## [EXERCISE]
Output the records below unchanged, from the line containing "Find all labels, buttons, inputs, and" through the line containing "Point [84, 37, 93, 43]", including both of those lines. Leave the pictures out of your answer.

Bounding box entries:
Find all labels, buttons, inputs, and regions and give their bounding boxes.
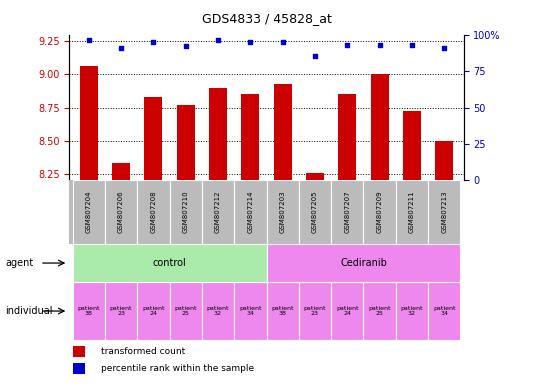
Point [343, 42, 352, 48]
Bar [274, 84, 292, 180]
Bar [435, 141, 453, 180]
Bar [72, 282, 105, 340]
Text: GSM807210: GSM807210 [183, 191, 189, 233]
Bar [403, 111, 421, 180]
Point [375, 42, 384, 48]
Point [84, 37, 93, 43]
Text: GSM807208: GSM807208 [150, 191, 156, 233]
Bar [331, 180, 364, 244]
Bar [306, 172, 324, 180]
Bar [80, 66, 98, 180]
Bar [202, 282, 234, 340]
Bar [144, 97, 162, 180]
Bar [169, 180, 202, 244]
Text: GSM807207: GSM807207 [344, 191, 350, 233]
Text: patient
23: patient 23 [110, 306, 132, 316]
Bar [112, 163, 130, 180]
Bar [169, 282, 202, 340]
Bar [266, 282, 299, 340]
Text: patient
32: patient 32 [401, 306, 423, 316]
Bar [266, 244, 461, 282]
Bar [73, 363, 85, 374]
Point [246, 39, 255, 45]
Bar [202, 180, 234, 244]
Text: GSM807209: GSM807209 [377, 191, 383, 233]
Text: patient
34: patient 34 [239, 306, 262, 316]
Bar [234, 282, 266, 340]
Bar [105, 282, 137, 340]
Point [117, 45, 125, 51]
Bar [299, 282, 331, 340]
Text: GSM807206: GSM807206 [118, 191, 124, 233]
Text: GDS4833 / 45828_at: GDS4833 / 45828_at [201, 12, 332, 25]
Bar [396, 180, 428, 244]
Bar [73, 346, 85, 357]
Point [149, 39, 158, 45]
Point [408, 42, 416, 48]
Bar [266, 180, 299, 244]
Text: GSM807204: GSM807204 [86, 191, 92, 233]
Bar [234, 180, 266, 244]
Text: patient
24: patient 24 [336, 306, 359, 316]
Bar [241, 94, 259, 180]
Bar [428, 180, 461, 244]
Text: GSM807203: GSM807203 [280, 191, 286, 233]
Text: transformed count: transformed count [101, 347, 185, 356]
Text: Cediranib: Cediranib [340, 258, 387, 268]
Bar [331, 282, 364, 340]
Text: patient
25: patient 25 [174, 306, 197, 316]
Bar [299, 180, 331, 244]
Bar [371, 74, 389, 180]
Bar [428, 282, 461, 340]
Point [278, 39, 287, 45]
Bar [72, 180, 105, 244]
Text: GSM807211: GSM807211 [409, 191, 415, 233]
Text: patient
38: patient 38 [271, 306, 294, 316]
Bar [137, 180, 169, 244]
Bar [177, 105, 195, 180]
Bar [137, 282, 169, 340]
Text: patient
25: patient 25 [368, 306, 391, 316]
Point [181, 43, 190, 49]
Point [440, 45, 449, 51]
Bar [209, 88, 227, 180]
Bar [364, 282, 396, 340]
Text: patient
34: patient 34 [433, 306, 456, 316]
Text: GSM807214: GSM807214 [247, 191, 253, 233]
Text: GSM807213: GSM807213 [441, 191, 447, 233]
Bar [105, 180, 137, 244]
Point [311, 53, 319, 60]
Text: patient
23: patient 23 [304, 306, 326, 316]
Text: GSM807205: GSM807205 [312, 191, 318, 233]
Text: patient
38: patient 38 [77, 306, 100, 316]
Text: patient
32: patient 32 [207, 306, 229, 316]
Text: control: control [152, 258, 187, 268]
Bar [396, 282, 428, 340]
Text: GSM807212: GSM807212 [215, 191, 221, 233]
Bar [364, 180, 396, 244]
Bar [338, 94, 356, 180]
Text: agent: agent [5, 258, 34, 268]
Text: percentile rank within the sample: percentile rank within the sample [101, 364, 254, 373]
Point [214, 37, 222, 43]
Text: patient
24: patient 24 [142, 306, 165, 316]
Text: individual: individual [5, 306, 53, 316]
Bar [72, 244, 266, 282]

---

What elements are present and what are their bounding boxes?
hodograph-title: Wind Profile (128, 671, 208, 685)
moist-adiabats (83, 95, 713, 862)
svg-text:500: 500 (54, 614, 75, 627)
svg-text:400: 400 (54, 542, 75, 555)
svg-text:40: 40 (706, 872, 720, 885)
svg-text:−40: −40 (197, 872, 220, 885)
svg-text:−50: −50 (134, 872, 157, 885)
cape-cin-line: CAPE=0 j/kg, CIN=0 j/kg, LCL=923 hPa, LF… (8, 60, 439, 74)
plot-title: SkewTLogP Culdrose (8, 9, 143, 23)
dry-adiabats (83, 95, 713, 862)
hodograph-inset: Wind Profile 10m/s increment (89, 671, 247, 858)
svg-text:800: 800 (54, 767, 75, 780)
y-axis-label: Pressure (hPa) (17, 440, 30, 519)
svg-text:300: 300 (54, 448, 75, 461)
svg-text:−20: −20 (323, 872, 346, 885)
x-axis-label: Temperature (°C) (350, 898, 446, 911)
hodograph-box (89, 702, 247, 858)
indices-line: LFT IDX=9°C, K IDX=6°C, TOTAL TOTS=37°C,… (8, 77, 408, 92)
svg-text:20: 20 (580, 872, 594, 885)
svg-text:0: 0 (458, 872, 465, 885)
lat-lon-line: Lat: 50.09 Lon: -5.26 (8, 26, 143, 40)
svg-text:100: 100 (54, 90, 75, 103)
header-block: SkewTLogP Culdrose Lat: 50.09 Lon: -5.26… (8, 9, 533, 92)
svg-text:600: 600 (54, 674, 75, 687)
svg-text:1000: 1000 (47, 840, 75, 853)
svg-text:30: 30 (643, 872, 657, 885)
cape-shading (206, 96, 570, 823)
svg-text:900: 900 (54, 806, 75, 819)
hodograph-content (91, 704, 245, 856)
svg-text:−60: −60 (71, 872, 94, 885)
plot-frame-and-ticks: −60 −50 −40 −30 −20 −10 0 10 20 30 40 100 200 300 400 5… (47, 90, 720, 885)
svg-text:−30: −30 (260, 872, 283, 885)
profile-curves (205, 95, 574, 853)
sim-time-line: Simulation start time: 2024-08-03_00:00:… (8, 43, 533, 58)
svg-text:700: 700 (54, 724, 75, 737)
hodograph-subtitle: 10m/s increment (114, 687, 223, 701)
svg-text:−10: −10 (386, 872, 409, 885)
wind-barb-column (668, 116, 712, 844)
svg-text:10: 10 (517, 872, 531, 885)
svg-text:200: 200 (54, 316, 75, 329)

==

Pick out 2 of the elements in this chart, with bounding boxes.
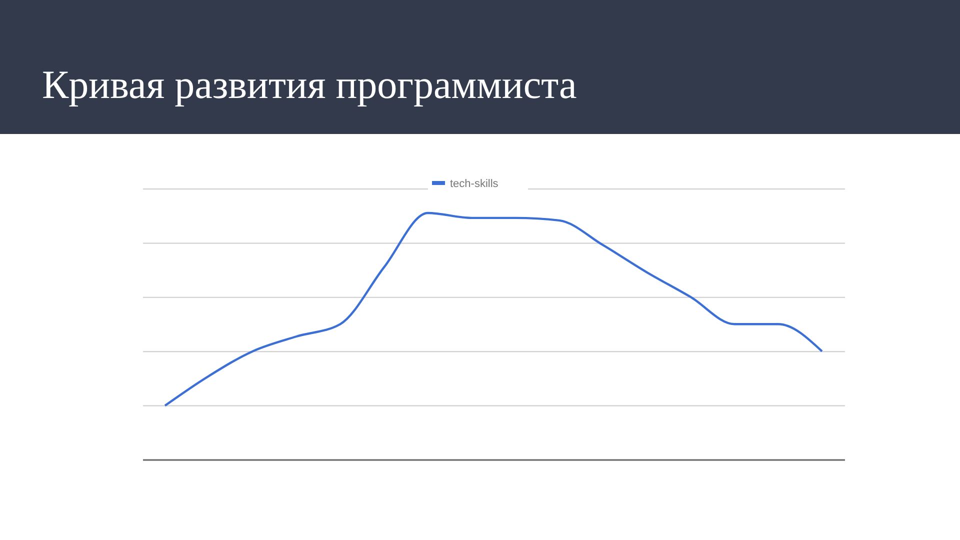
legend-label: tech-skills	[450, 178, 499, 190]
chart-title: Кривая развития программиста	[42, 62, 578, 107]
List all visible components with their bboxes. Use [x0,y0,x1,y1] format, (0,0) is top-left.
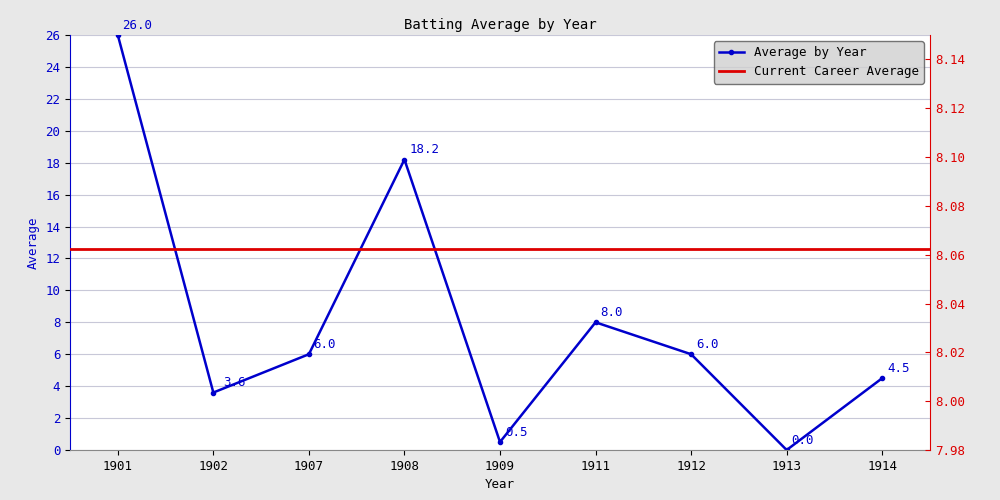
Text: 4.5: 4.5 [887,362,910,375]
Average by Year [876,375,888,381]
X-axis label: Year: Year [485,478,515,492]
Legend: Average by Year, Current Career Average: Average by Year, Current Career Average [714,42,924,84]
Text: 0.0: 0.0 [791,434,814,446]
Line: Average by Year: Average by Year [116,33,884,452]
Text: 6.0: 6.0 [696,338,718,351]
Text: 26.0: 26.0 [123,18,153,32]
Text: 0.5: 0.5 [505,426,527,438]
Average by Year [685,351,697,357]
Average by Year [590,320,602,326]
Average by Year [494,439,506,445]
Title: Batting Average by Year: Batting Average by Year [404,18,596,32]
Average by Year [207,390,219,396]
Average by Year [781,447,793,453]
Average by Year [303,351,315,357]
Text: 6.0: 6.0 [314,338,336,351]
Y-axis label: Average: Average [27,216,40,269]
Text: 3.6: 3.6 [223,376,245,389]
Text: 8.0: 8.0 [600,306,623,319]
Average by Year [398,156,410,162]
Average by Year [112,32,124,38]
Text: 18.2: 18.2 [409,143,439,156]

## [FINISHED EXERCISE]
Find all labels, buttons, inputs, and regions and give their bounding boxes.
Point [343, 42, 352, 48]
Bar [274, 84, 292, 180]
Bar [435, 141, 453, 180]
Bar [72, 282, 105, 340]
Text: GSM807210: GSM807210 [183, 191, 189, 233]
Bar [403, 111, 421, 180]
Point [375, 42, 384, 48]
Point [84, 37, 93, 43]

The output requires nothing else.